STATED PROBLEM ▸ All the data should be repeated exactly. Any image in it is left out.

• • • • • • •

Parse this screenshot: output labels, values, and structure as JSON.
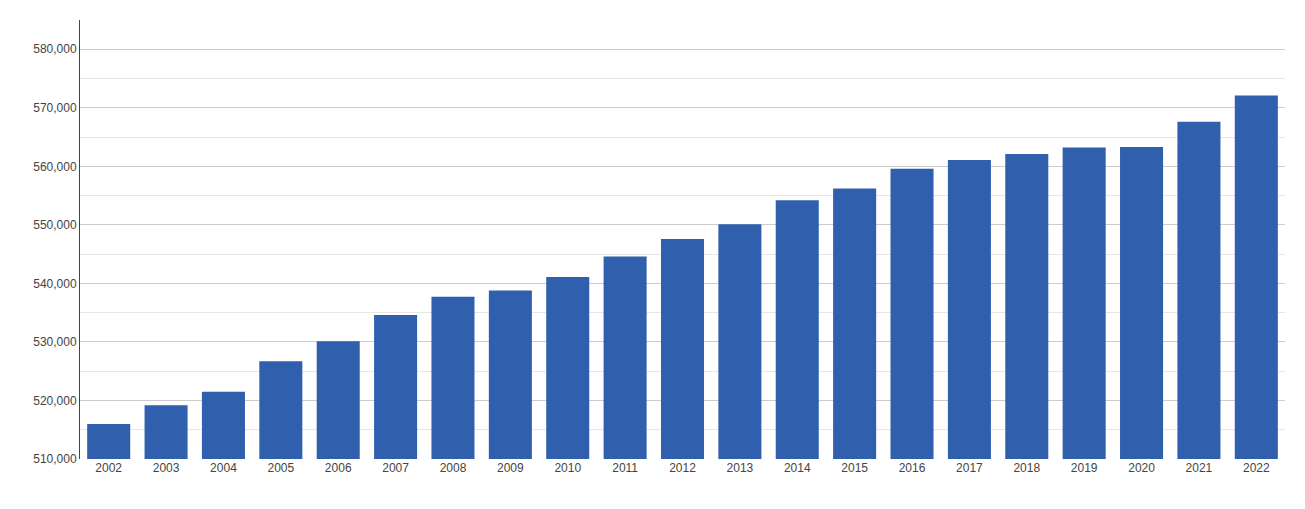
{
  "chart_data": {
    "type": "bar",
    "categories": [
      "2002",
      "2003",
      "2004",
      "2005",
      "2006",
      "2007",
      "2008",
      "2009",
      "2010",
      "2011",
      "2012",
      "2013",
      "2014",
      "2015",
      "2016",
      "2017",
      "2018",
      "2019",
      "2020",
      "2021",
      "2022"
    ],
    "values": [
      516000,
      519200,
      521500,
      526700,
      530100,
      534600,
      537700,
      538800,
      541100,
      544600,
      547600,
      550100,
      554200,
      556200,
      559600,
      561100,
      562100,
      563200,
      563300,
      567600,
      572100
    ],
    "color": "#2f5fad",
    "ylim": [
      510000,
      585000
    ],
    "yticks": [
      {
        "value": 510000,
        "label": "510,000"
      },
      {
        "value": 520000,
        "label": "520,000"
      },
      {
        "value": 530000,
        "label": "530,000"
      },
      {
        "value": 540000,
        "label": "540,000"
      },
      {
        "value": 550000,
        "label": "550,000"
      },
      {
        "value": 560000,
        "label": "560,000"
      },
      {
        "value": 570000,
        "label": "570,000"
      },
      {
        "value": 580000,
        "label": "580,000"
      }
    ],
    "grid": true
  }
}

• • • • • • •

RESPONSE TO THIS EXERCISE ▸
Parse this screenshot: output labels, values, and structure as JSON.
{
  "chart_data": {
    "type": "bar",
    "categories": [
      "2002",
      "2003",
      "2004",
      "2005",
      "2006",
      "2007",
      "2008",
      "2009",
      "2010",
      "2011",
      "2012",
      "2013",
      "2014",
      "2015",
      "2016",
      "2017",
      "2018",
      "2019",
      "2020",
      "2021",
      "2022"
    ],
    "values": [
      516000,
      519200,
      521500,
      526700,
      530100,
      534600,
      537700,
      538800,
      541100,
      544600,
      547600,
      550100,
      554200,
      556200,
      559600,
      561100,
      562100,
      563200,
      563300,
      567600,
      572100
    ],
    "color": "#2f5fad",
    "ylim": [
      510000,
      585000
    ],
    "yticks": [
      {
        "value": 510000,
        "label": "510,000"
      },
      {
        "value": 520000,
        "label": "520,000"
      },
      {
        "value": 530000,
        "label": "530,000"
      },
      {
        "value": 540000,
        "label": "540,000"
      },
      {
        "value": 550000,
        "label": "550,000"
      },
      {
        "value": 560000,
        "label": "560,000"
      },
      {
        "value": 570000,
        "label": "570,000"
      },
      {
        "value": 580000,
        "label": "580,000"
      }
    ],
    "grid": true
  }
}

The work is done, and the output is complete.